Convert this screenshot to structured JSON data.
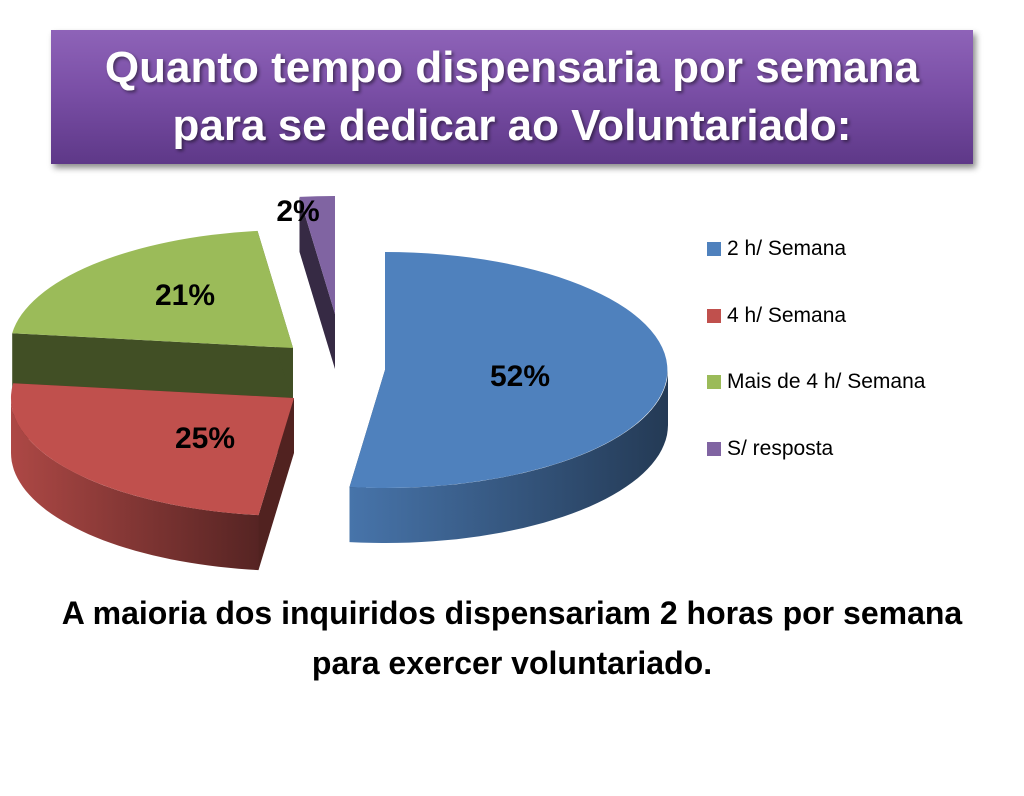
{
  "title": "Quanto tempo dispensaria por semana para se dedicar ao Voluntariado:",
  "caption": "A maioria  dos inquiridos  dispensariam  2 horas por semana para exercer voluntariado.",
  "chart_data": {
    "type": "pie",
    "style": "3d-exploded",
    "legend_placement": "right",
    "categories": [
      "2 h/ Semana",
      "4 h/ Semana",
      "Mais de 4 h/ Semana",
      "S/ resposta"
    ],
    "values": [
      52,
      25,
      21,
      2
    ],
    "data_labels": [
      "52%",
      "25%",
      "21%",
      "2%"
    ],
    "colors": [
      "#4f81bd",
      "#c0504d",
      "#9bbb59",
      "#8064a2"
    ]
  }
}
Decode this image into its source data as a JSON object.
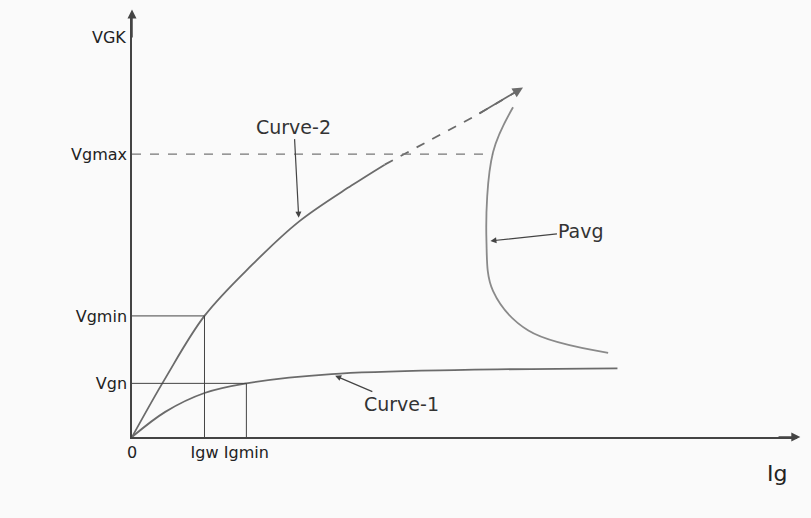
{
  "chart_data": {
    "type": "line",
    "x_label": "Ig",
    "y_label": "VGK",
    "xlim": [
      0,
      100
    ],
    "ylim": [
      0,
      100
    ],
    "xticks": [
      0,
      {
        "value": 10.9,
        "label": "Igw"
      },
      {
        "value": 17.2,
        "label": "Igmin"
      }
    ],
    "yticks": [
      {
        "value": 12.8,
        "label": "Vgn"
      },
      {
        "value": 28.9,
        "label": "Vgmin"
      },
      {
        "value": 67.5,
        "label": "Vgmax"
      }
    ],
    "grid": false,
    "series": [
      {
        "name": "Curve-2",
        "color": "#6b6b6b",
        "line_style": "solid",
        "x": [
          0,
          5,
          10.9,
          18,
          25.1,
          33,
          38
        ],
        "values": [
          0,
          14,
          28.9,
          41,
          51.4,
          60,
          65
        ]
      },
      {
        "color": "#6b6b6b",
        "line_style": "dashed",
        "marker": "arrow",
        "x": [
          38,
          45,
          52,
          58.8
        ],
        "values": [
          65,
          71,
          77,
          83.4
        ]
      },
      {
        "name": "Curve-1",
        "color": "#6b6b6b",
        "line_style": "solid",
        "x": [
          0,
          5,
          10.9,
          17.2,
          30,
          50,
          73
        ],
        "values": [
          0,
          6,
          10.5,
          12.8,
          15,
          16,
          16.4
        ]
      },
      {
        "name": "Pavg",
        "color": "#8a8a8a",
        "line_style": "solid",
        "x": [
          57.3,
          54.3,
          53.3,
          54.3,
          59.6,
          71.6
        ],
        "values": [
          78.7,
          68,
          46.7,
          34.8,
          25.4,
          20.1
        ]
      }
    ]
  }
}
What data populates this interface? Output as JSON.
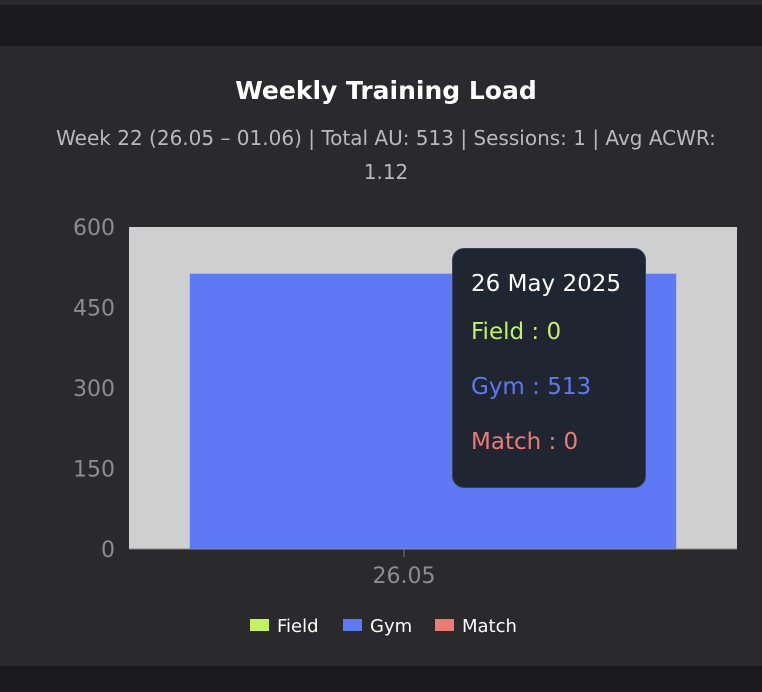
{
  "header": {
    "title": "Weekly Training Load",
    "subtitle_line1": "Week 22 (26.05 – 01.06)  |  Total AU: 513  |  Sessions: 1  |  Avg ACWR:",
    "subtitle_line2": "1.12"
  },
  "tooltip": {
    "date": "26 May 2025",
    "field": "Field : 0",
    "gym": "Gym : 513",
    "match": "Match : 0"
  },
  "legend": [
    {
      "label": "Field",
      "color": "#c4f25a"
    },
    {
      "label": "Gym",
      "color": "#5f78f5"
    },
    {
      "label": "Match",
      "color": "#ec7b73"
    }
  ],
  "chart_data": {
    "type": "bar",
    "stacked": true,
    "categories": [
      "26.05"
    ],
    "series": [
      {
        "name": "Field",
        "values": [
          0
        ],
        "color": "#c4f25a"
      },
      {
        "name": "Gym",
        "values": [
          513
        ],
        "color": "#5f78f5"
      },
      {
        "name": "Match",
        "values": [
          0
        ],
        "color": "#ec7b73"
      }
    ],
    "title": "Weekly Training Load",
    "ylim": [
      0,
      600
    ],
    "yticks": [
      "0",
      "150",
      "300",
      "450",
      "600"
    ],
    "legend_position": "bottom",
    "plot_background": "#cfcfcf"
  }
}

#####

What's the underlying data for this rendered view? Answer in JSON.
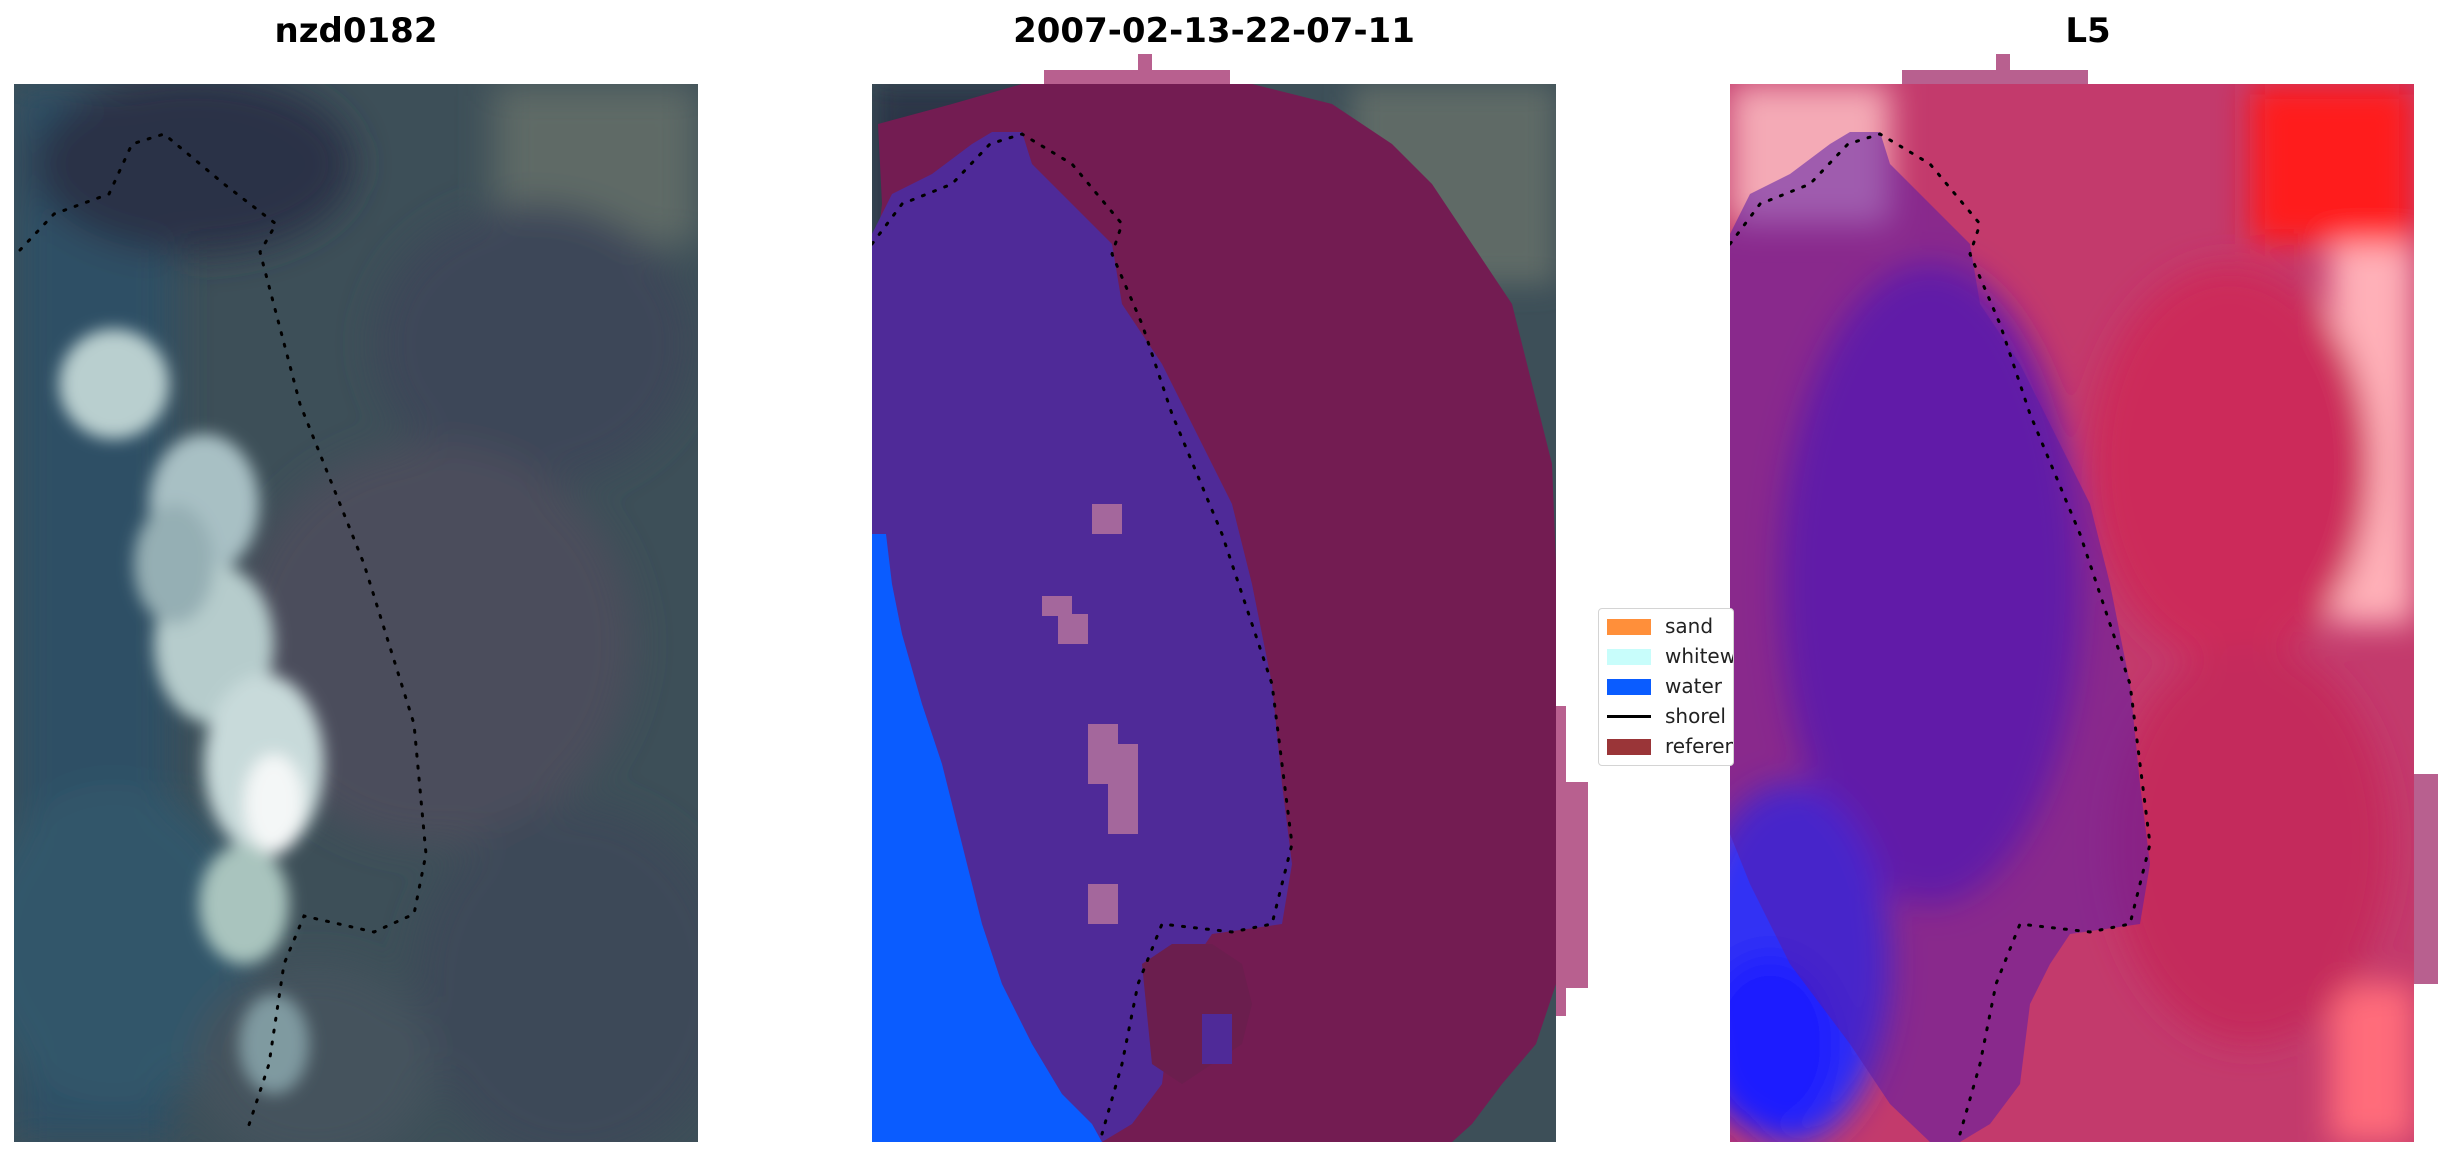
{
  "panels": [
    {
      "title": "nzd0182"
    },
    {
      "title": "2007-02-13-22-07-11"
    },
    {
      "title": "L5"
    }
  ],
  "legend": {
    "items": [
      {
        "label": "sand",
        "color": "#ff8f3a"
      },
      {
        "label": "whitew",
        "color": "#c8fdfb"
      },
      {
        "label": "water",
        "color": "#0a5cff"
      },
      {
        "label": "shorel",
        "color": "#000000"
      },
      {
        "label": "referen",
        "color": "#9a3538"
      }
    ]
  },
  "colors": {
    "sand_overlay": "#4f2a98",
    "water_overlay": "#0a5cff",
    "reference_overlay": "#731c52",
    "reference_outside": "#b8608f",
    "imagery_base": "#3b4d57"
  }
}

#####

• [Problem statement] Look through the listing and extract every line with "para" in it.

• [The output]
  "title": "Quanto tempo dispensaria por semana para se dedicar ao Voluntariado:",
  "caption": "A maioria  dos inquiridos  dispensariam  2 horas por semana para exercer voluntariado.",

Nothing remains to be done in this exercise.